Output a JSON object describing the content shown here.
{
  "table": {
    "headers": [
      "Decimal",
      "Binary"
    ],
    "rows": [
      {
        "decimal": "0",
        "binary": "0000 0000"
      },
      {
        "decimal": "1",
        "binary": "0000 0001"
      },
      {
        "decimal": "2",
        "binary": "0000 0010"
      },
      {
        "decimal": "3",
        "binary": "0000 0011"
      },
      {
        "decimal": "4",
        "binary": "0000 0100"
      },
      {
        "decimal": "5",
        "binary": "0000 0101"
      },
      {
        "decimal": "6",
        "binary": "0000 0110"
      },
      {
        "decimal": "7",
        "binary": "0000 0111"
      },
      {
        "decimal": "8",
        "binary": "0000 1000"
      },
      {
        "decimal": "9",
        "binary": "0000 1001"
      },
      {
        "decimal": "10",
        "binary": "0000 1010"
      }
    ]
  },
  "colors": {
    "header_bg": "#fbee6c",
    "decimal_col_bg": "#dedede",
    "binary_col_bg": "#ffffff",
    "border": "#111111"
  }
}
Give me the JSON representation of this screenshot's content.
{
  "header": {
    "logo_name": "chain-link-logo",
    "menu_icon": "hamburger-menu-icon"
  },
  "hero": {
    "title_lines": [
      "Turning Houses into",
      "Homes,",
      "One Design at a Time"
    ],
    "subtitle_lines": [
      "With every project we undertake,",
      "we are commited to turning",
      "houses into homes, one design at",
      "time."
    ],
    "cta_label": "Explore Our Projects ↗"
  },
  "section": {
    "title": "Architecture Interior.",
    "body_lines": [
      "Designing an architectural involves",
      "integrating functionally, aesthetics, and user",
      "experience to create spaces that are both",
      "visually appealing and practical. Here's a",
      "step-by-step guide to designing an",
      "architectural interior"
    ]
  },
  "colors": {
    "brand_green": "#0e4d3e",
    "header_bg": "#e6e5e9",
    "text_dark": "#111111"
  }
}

::::::

▶ **Brief**
All lines from the one containing "Give me the" through the final line of the listing above are to be reproduced exactly; include both and add nothing.

▶ **Final answer**
Give me the JSON representation of this screenshot's content.
{
  "header": {
    "logo_name": "chain-link-logo",
    "menu_icon": "hamburger-menu-icon"
  },
  "hero": {
    "title_lines": [
      "Turning Houses into",
      "Homes,",
      "One Design at a Time"
    ],
    "subtitle_lines": [
      "With every project we undertake,",
      "we are commited to turning",
      "houses into homes, one design at",
      "time."
    ],
    "cta_label": "Explore Our Projects ↗"
  },
  "section": {
    "title": "Architecture Interior.",
    "body_lines": [
      "Designing an architectural involves",
      "integrating functionally, aesthetics, and user",
      "experience to create spaces that are both",
      "visually appealing and practical. Here's a",
      "step-by-step guide to designing an",
      "architectural interior"
    ]
  },
  "colors": {
    "brand_green": "#0e4d3e",
    "header_bg": "#e6e5e9",
    "text_dark": "#111111"
  }
}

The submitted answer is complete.